**Written instruction:**
Retype the full set of records. Keep every character identical.

**The input:**
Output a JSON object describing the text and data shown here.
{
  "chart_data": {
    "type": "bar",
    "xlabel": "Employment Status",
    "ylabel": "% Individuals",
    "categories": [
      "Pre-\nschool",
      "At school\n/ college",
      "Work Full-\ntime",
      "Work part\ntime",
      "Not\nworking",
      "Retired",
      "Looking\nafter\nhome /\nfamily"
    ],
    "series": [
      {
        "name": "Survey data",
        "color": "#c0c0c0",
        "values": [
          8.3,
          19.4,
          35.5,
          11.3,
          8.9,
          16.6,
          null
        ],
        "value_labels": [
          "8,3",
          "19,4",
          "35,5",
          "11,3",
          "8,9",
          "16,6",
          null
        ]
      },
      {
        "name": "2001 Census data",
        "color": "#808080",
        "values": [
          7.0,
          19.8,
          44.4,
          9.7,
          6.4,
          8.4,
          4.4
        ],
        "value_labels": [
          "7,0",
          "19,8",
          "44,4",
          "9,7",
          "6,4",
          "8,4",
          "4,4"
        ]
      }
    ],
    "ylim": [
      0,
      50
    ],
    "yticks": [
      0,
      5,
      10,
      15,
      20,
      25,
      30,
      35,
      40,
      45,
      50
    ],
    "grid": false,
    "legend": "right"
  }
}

**The reply:**
Output a JSON object describing the text and data shown here.
{
  "chart_data": {
    "type": "bar",
    "xlabel": "Employment Status",
    "ylabel": "% Individuals",
    "categories": [
      "Pre-\nschool",
      "At school\n/ college",
      "Work Full-\ntime",
      "Work part\ntime",
      "Not\nworking",
      "Retired",
      "Looking\nafter\nhome /\nfamily"
    ],
    "series": [
      {
        "name": "Survey data",
        "color": "#c0c0c0",
        "values": [
          8.3,
          19.4,
          35.5,
          11.3,
          8.9,
          16.6,
          null
        ],
        "value_labels": [
          "8,3",
          "19,4",
          "35,5",
          "11,3",
          "8,9",
          "16,6",
          null
        ]
      },
      {
        "name": "2001 Census data",
        "color": "#808080",
        "values": [
          7.0,
          19.8,
          44.4,
          9.7,
          6.4,
          8.4,
          4.4
        ],
        "value_labels": [
          "7,0",
          "19,8",
          "44,4",
          "9,7",
          "6,4",
          "8,4",
          "4,4"
        ]
      }
    ],
    "ylim": [
      0,
      50
    ],
    "yticks": [
      0,
      5,
      10,
      15,
      20,
      25,
      30,
      35,
      40,
      45,
      50
    ],
    "grid": false,
    "legend": "right"
  }
}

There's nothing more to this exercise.